Page transcription entries
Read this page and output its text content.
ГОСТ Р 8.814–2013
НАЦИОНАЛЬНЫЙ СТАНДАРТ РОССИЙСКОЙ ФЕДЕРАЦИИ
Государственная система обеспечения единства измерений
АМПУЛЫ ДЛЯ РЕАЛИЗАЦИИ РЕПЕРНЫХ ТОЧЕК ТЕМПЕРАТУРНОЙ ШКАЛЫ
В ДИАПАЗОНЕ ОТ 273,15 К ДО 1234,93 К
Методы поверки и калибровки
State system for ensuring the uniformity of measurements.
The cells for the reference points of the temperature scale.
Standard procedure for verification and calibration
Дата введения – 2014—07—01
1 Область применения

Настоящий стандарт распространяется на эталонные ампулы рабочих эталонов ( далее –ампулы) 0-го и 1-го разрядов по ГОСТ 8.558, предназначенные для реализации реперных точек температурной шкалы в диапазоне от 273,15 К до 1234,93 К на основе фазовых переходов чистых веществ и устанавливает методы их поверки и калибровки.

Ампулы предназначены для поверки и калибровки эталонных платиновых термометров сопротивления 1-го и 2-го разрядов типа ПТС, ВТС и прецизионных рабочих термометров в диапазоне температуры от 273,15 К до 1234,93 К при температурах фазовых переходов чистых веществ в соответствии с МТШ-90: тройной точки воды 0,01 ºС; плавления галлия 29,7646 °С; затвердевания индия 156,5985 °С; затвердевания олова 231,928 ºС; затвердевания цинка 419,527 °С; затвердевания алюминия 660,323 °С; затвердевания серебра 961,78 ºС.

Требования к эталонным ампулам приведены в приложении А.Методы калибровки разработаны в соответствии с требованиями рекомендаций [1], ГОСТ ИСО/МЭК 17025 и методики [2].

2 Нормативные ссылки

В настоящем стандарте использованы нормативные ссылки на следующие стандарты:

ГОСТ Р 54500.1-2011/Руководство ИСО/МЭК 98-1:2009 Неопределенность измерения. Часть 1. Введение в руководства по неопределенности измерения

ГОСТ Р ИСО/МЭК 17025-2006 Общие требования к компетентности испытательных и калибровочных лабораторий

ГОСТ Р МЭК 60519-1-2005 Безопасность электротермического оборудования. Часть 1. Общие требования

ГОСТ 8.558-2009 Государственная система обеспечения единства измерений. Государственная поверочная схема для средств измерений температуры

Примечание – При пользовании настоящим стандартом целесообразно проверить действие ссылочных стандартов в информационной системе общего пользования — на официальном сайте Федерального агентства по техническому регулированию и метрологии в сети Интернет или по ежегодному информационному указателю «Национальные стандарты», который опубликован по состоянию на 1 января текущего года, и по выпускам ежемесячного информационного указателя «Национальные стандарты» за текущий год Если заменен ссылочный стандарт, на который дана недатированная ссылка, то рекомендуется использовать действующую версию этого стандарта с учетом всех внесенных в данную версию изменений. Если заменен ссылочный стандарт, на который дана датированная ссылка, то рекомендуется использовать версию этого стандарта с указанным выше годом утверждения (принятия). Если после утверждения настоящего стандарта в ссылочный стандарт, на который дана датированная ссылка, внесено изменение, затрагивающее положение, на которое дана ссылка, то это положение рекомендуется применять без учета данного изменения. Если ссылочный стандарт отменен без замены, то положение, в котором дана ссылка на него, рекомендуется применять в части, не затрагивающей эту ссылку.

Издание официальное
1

**ABOUT THIS EXERCISE**
Retyping the data above exactly and in full is the task.

**TASK OUTPUT**
Read this page and output its text content.
ГОСТ Р 8.814–2013
НАЦИОНАЛЬНЫЙ СТАНДАРТ РОССИЙСКОЙ ФЕДЕРАЦИИ
Государственная система обеспечения единства измерений
АМПУЛЫ ДЛЯ РЕАЛИЗАЦИИ РЕПЕРНЫХ ТОЧЕК ТЕМПЕРАТУРНОЙ ШКАЛЫ
В ДИАПАЗОНЕ ОТ 273,15 К ДО 1234,93 К
Методы поверки и калибровки
State system for ensuring the uniformity of measurements.
The cells for the reference points of the temperature scale.
Standard procedure for verification and calibration
Дата введения – 2014—07—01
1 Область применения

Настоящий стандарт распространяется на эталонные ампулы рабочих эталонов ( далее –ампулы) 0-го и 1-го разрядов по ГОСТ 8.558, предназначенные для реализации реперных точек температурной шкалы в диапазоне от 273,15 К до 1234,93 К на основе фазовых переходов чистых веществ и устанавливает методы их поверки и калибровки.

Ампулы предназначены для поверки и калибровки эталонных платиновых термометров сопротивления 1-го и 2-го разрядов типа ПТС, ВТС и прецизионных рабочих термометров в диапазоне температуры от 273,15 К до 1234,93 К при температурах фазовых переходов чистых веществ в соответствии с МТШ-90: тройной точки воды 0,01 ºС; плавления галлия 29,7646 °С; затвердевания индия 156,5985 °С; затвердевания олова 231,928 ºС; затвердевания цинка 419,527 °С; затвердевания алюминия 660,323 °С; затвердевания серебра 961,78 ºС.

Требования к эталонным ампулам приведены в приложении А.Методы калибровки разработаны в соответствии с требованиями рекомендаций [1], ГОСТ ИСО/МЭК 17025 и методики [2].

2 Нормативные ссылки

В настоящем стандарте использованы нормативные ссылки на следующие стандарты:

ГОСТ Р 54500.1-2011/Руководство ИСО/МЭК 98-1:2009 Неопределенность измерения. Часть 1. Введение в руководства по неопределенности измерения

ГОСТ Р ИСО/МЭК 17025-2006 Общие требования к компетентности испытательных и калибровочных лабораторий

ГОСТ Р МЭК 60519-1-2005 Безопасность электротермического оборудования. Часть 1. Общие требования

ГОСТ 8.558-2009 Государственная система обеспечения единства измерений. Государственная поверочная схема для средств измерений температуры

Примечание – При пользовании настоящим стандартом целесообразно проверить действие ссылочных стандартов в информационной системе общего пользования — на официальном сайте Федерального агентства по техническому регулированию и метрологии в сети Интернет или по ежегодному информационному указателю «Национальные стандарты», который опубликован по состоянию на 1 января текущего года, и по выпускам ежемесячного информационного указателя «Национальные стандарты» за текущий год Если заменен ссылочный стандарт, на который дана недатированная ссылка, то рекомендуется использовать действующую версию этого стандарта с учетом всех внесенных в данную версию изменений. Если заменен ссылочный стандарт, на который дана датированная ссылка, то рекомендуется использовать версию этого стандарта с указанным выше годом утверждения (принятия). Если после утверждения настоящего стандарта в ссылочный стандарт, на который дана датированная ссылка, внесено изменение, затрагивающее положение, на которое дана ссылка, то это положение рекомендуется применять без учета данного изменения. Если ссылочный стандарт отменен без замены, то положение, в котором дана ссылка на него, рекомендуется применять в части, не затрагивающей эту ссылку.

Издание официальное
1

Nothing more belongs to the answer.